[TASK DIRECTIONS] Scan the records and identify every line in which the string "name" occurs, then return those lines.

[RECORDED INFORMATION]
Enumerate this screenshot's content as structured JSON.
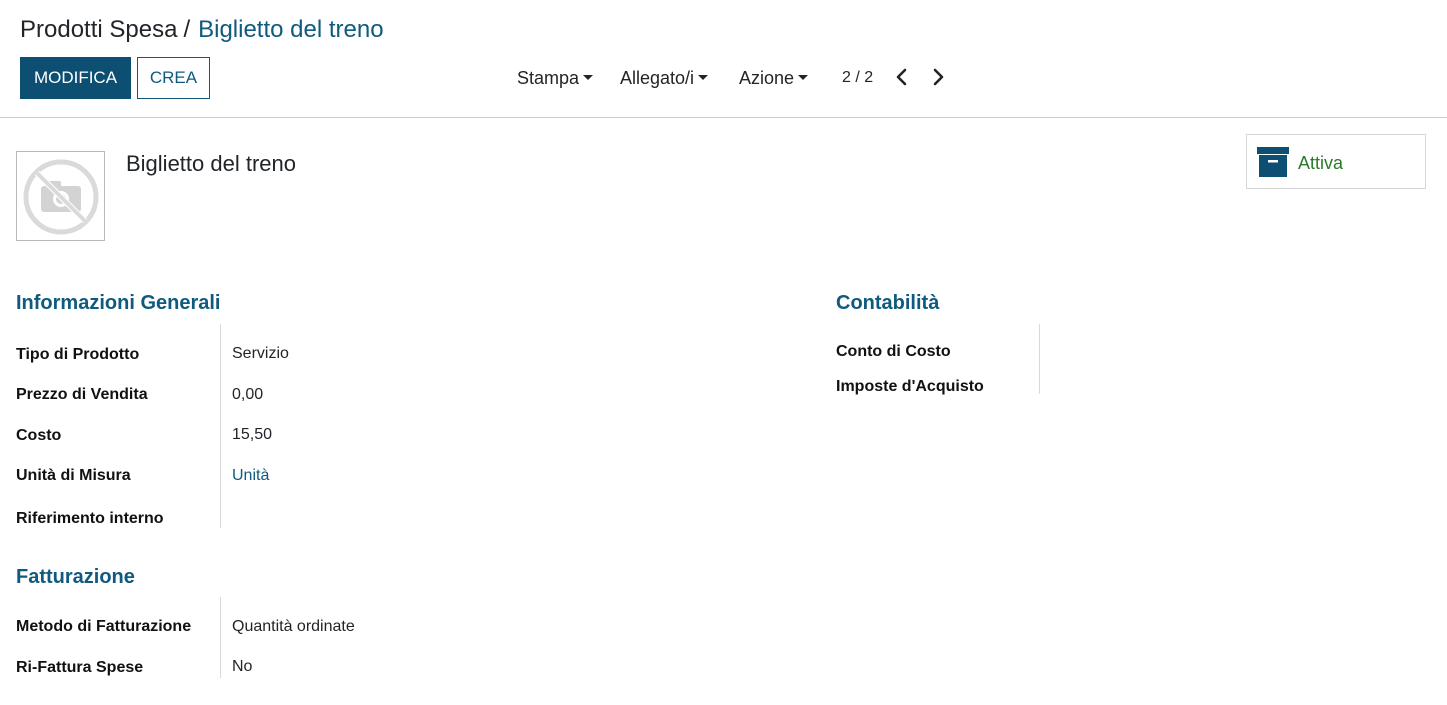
{
  "breadcrumb": {
    "parent": "Prodotti Spesa",
    "separator": "/",
    "current": "Biglietto del treno"
  },
  "toolbar": {
    "edit_label": "MODIFICA",
    "create_label": "CREA",
    "print_label": "Stampa",
    "attachments_label": "Allegato/i",
    "action_label": "Azione"
  },
  "pager": {
    "value": "2 / 2",
    "prev_icon": "chevron-left-icon",
    "next_icon": "chevron-right-icon"
  },
  "record": {
    "name": "Biglietto del treno",
    "image_icon": "no-image-camera-icon",
    "active_button": {
      "label": "Attiva",
      "icon": "archive-icon",
      "icon_color": "#0c4f73",
      "label_color": "#2a7a2a"
    }
  },
  "general": {
    "title": "Informazioni Generali",
    "fields": [
      {
        "label": "Tipo di Prodotto",
        "value": "Servizio"
      },
      {
        "label": "Prezzo di Vendita",
        "value": "0,00"
      },
      {
        "label": "Costo",
        "value": "15,50"
      },
      {
        "label": "Unità di Misura",
        "value": "Unità"
      },
      {
        "label": "Riferimento interno",
        "value": ""
      }
    ]
  },
  "accounting": {
    "title": "Contabilità",
    "fields": [
      {
        "label": "Conto di Costo",
        "value": ""
      },
      {
        "label": "Imposte d'Acquisto",
        "value": ""
      }
    ]
  },
  "invoicing": {
    "title": "Fatturazione",
    "fields": [
      {
        "label": "Metodo di Fatturazione",
        "value": "Quantità ordinate"
      },
      {
        "label": "Ri-Fattura Spese",
        "value": "No"
      }
    ]
  },
  "colors": {
    "brand": "#0c4f73",
    "link": "#0f5a7e",
    "active_green": "#2a7a2a"
  }
}
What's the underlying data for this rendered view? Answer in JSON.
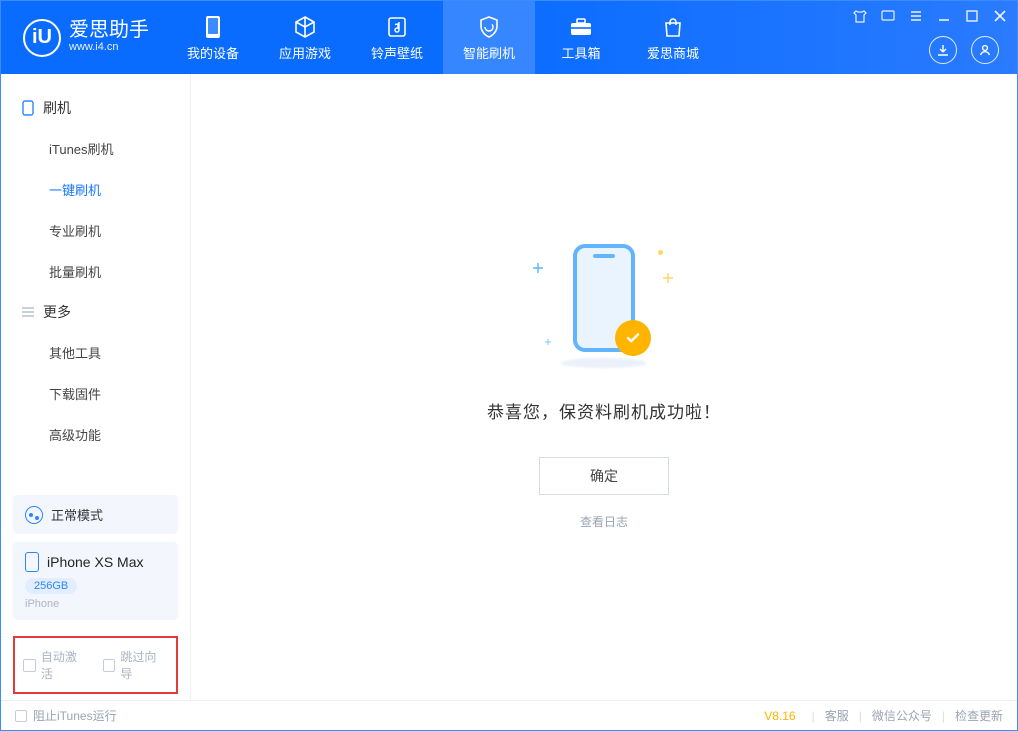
{
  "app": {
    "name": "爱思助手",
    "url": "www.i4.cn"
  },
  "nav": {
    "tabs": [
      {
        "label": "我的设备"
      },
      {
        "label": "应用游戏"
      },
      {
        "label": "铃声壁纸"
      },
      {
        "label": "智能刷机"
      },
      {
        "label": "工具箱"
      },
      {
        "label": "爱思商城"
      }
    ],
    "active_index": 3
  },
  "sidebar": {
    "group1": {
      "title": "刷机",
      "items": [
        {
          "label": "iTunes刷机"
        },
        {
          "label": "一键刷机"
        },
        {
          "label": "专业刷机"
        },
        {
          "label": "批量刷机"
        }
      ],
      "active_index": 1
    },
    "group2": {
      "title": "更多",
      "items": [
        {
          "label": "其他工具"
        },
        {
          "label": "下载固件"
        },
        {
          "label": "高级功能"
        }
      ]
    }
  },
  "status_card": {
    "label": "正常模式"
  },
  "device_card": {
    "name": "iPhone XS Max",
    "storage": "256GB",
    "type": "iPhone"
  },
  "highlight": {
    "opt1": "自动激活",
    "opt2": "跳过向导"
  },
  "main": {
    "success_text": "恭喜您，保资料刷机成功啦！",
    "ok_label": "确定",
    "log_link": "查看日志"
  },
  "footer": {
    "block_itunes": "阻止iTunes运行",
    "version": "V8.16",
    "links": [
      "客服",
      "微信公众号",
      "检查更新"
    ]
  }
}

[FINAL RESULT]
    "name": "Biglietto del treno",
    "name": "爱思助手",
    "name": "iPhone XS Max",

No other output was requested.